▶ **STATED PROBLEM**:
Leave out the pictures and print precisely the lines from the line with "Extract all readable text from this page." to the final line of the entries, both ends included.

......

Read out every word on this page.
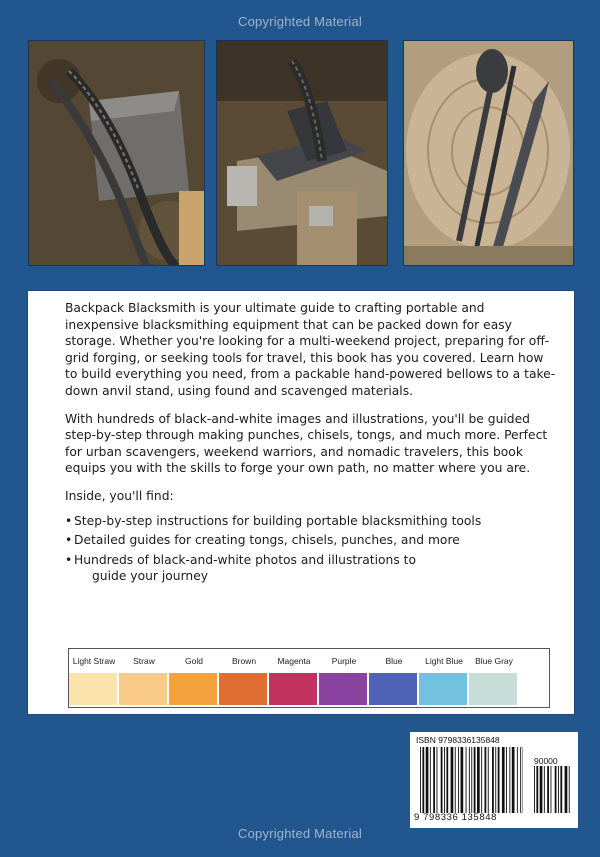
Copyrighted Material

Backpack Blacksmith is your ultimate guide to crafting portable and inexpensive blacksmithing equipment that can be packed down for easy storage. Whether you're looking for a multi-weekend project, preparing for off-grid forging, or seeking tools for travel, this book has you covered. Learn how to build everything you need, from a packable hand-powered bellows to a take-down anvil stand, using found and scavenged materials.

With hundreds of black-and-white images and illustrations, you'll be guided step-by-step through making punches, chisels, tongs, and much more. Perfect for urban scavengers, weekend warriors, and nomadic travelers, this book equips you with the skills to forge your own path, no matter where you are.

Inside, you'll find:

• Step-by-step instructions for building portable blacksmithing tools
• Detailed guides for creating tongs, chisels, punches, and more
• Hundreds of black-and-white photos and illustrations to
guide your journey
Light Straw	Straw	Gold	Brown	Magenta	Purple	Blue	Light Blue	Blue Gray
ISBN 9798336135848
90000
9 798336 135848
Copyrighted Material
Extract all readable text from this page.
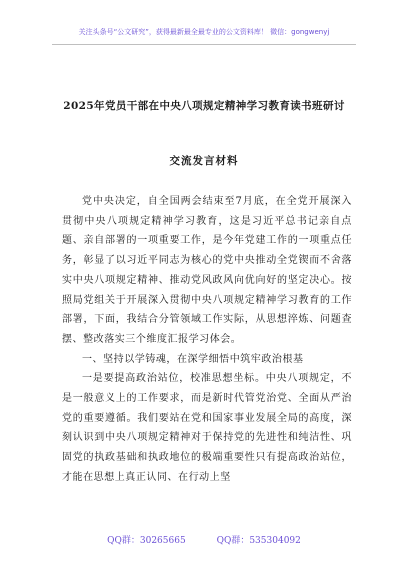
关注头条号“公文研究”，获得最新最全最专业的公文资料库！ 微信：gongwenyj
2025年党员干部在中央八项规定精神学习教育读书班研讨
交流发言材料

党中央决定，自全国两会结束至7月底，在全党开展深入贯彻中央八项规定精神学习教育，这是习近平总书记亲自点题、亲自部署的一项重要工作，是今年党建工作的一项重点任务，彰显了以习近平同志为核心的党中央推动全党锲而不舍落实中央八项规定精神、推动党风政风向优向好的坚定决心。按照局党组关于开展深入贯彻中央八项规定精神学习教育的工作部署，下面，我结合分管领域工作实际，从思想淬炼、问题查摆、整改落实三个维度汇报学习体会。

一、坚持以学铸魂，在深学细悟中筑牢政治根基

一是要提高政治站位，校准思想坐标。中央八项规定，不是一般意义上的工作要求，而是新时代管党治党、全面从严治党的重要遵循。我们要站在党和国家事业发展全局的高度，深刻认识到中央八项规定精神对于保持党的先进性和纯洁性、巩固党的执政基础和执政地位的极端重要性只有提高政治站位，才能在思想上真正认同、在行动上坚

QQ群：30265665	QQ群：535304092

......

▶ **FINAL RESULT**:
Extract all readable text from this page.
关注头条号“公文研究”，获得最新最全最专业的公文资料库！ 微信：gongwenyj
2025年党员干部在中央八项规定精神学习教育读书班研讨
交流发言材料

党中央决定，自全国两会结束至7月底，在全党开展深入贯彻中央八项规定精神学习教育，这是习近平总书记亲自点题、亲自部署的一项重要工作，是今年党建工作的一项重点任务，彰显了以习近平同志为核心的党中央推动全党锲而不舍落实中央八项规定精神、推动党风政风向优向好的坚定决心。按照局党组关于开展深入贯彻中央八项规定精神学习教育的工作部署，下面，我结合分管领域工作实际，从思想淬炼、问题查摆、整改落实三个维度汇报学习体会。

一、坚持以学铸魂，在深学细悟中筑牢政治根基

一是要提高政治站位，校准思想坐标。中央八项规定，不是一般意义上的工作要求，而是新时代管党治党、全面从严治党的重要遵循。我们要站在党和国家事业发展全局的高度，深刻认识到中央八项规定精神对于保持党的先进性和纯洁性、巩固党的执政基础和执政地位的极端重要性只有提高政治站位，才能在思想上真正认同、在行动上坚

QQ群：30265665	QQ群：535304092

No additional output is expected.